= WHAT IS REQUIRED =
Leave out the pictures, then reproduce the rest of the material exactly.

= SUPPLIED MATERIAL =
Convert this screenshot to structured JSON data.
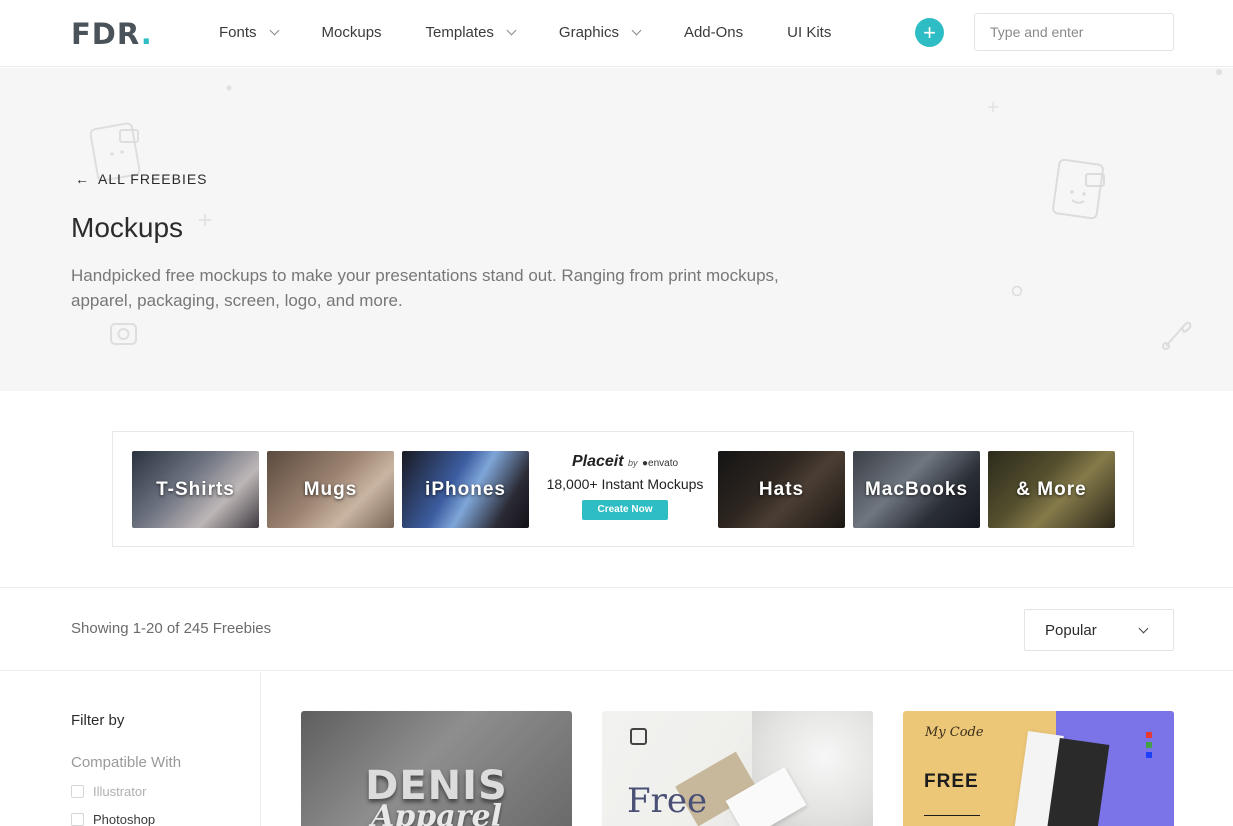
{
  "header": {
    "logo": "FDR",
    "logo_dot": ".",
    "nav": [
      {
        "label": "Fonts",
        "has_dropdown": true
      },
      {
        "label": "Mockups",
        "has_dropdown": false
      },
      {
        "label": "Templates",
        "has_dropdown": true
      },
      {
        "label": "Graphics",
        "has_dropdown": true
      },
      {
        "label": "Add-Ons",
        "has_dropdown": false
      },
      {
        "label": "UI Kits",
        "has_dropdown": false
      }
    ],
    "plus_icon": "+",
    "search_placeholder": "Type and enter",
    "accent_color": "#2ebdc4"
  },
  "hero": {
    "back_arrow": "←",
    "back_label": "ALL FREEBIES",
    "title": "Mockups",
    "description": "Handpicked free mockups to make your presentations stand out. Ranging from print mockups, apparel, packaging, screen, logo, and more."
  },
  "banner": {
    "tiles_left": [
      "T-Shirts",
      "Mugs",
      "iPhones"
    ],
    "tiles_right": [
      "Hats",
      "MacBooks",
      "& More"
    ],
    "placeit_logo": "Placeit",
    "placeit_by": "by",
    "placeit_envato": "●envato",
    "placeit_tagline": "18,000+ Instant Mockups",
    "placeit_button": "Create Now"
  },
  "results": {
    "showing": "Showing 1-20 of 245 Freebies",
    "sort_value": "Popular"
  },
  "sidebar": {
    "filter_title": "Filter by",
    "group_title": "Compatible With",
    "options": [
      "Illustrator",
      "Photoshop"
    ]
  },
  "cards": {
    "card1_title": "DENIS",
    "card1_subtitle": "Apparel",
    "card2_title": "Free",
    "card3_code": "My Code",
    "card3_title": "FREE"
  }
}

= TASK RESULT =
Convert this screenshot to structured JSON data.
{
  "header": {
    "logo": "FDR",
    "logo_dot": ".",
    "nav": [
      {
        "label": "Fonts",
        "has_dropdown": true
      },
      {
        "label": "Mockups",
        "has_dropdown": false
      },
      {
        "label": "Templates",
        "has_dropdown": true
      },
      {
        "label": "Graphics",
        "has_dropdown": true
      },
      {
        "label": "Add-Ons",
        "has_dropdown": false
      },
      {
        "label": "UI Kits",
        "has_dropdown": false
      }
    ],
    "plus_icon": "+",
    "search_placeholder": "Type and enter",
    "accent_color": "#2ebdc4"
  },
  "hero": {
    "back_arrow": "←",
    "back_label": "ALL FREEBIES",
    "title": "Mockups",
    "description": "Handpicked free mockups to make your presentations stand out. Ranging from print mockups, apparel, packaging, screen, logo, and more."
  },
  "banner": {
    "tiles_left": [
      "T-Shirts",
      "Mugs",
      "iPhones"
    ],
    "tiles_right": [
      "Hats",
      "MacBooks",
      "& More"
    ],
    "placeit_logo": "Placeit",
    "placeit_by": "by",
    "placeit_envato": "●envato",
    "placeit_tagline": "18,000+ Instant Mockups",
    "placeit_button": "Create Now"
  },
  "results": {
    "showing": "Showing 1-20 of 245 Freebies",
    "sort_value": "Popular"
  },
  "sidebar": {
    "filter_title": "Filter by",
    "group_title": "Compatible With",
    "options": [
      "Illustrator",
      "Photoshop"
    ]
  },
  "cards": {
    "card1_title": "DENIS",
    "card1_subtitle": "Apparel",
    "card2_title": "Free",
    "card3_code": "My Code",
    "card3_title": "FREE"
  }
}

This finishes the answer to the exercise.